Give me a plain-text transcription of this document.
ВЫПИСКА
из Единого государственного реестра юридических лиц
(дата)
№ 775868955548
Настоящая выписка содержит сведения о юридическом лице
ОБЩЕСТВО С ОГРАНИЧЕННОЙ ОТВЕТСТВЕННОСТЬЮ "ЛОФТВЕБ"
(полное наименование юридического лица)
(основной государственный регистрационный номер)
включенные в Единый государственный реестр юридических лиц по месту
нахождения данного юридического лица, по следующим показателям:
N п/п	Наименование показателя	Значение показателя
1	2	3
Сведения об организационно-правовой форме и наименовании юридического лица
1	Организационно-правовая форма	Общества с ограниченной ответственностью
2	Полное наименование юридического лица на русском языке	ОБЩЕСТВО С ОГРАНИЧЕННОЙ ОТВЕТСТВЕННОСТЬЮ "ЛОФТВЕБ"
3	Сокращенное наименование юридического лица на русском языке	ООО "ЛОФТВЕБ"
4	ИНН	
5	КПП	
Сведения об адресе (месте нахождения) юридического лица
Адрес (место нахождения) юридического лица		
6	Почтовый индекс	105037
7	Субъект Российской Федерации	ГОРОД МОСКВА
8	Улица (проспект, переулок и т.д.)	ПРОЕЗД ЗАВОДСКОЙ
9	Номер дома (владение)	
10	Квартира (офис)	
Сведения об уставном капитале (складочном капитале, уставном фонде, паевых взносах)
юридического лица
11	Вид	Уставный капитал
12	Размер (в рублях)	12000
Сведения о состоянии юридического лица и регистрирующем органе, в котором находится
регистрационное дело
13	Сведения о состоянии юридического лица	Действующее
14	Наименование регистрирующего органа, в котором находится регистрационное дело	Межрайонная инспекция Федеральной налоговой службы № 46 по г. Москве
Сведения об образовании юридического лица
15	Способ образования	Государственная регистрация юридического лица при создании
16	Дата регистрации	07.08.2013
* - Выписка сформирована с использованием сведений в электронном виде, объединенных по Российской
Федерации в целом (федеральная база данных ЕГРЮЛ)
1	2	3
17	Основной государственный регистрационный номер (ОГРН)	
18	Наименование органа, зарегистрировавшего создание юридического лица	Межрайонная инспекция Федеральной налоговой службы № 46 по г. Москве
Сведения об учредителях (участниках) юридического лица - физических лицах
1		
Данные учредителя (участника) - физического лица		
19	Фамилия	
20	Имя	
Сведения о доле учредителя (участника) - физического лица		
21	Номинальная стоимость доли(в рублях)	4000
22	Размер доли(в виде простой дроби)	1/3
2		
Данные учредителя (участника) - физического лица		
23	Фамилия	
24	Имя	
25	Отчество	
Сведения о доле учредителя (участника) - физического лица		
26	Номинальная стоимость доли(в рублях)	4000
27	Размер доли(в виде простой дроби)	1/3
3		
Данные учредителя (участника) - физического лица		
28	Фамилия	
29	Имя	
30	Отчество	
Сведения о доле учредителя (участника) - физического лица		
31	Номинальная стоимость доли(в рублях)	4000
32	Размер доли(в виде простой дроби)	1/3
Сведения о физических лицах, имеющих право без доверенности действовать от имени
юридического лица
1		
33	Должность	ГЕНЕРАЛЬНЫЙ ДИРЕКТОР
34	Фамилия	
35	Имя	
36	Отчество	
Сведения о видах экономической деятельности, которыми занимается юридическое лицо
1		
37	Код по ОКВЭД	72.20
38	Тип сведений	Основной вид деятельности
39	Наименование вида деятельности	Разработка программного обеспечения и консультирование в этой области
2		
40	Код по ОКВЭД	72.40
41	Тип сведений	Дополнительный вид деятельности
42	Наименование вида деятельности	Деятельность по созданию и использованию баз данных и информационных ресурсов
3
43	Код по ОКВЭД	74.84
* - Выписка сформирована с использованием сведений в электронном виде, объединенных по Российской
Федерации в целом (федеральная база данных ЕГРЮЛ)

******************************

Extract from the material all lines containing the string "ОКВЭД".

37	Код по ОКВЭД	72.20
40	Код по ОКВЭД	72.40
43	Код по ОКВЭД	74.84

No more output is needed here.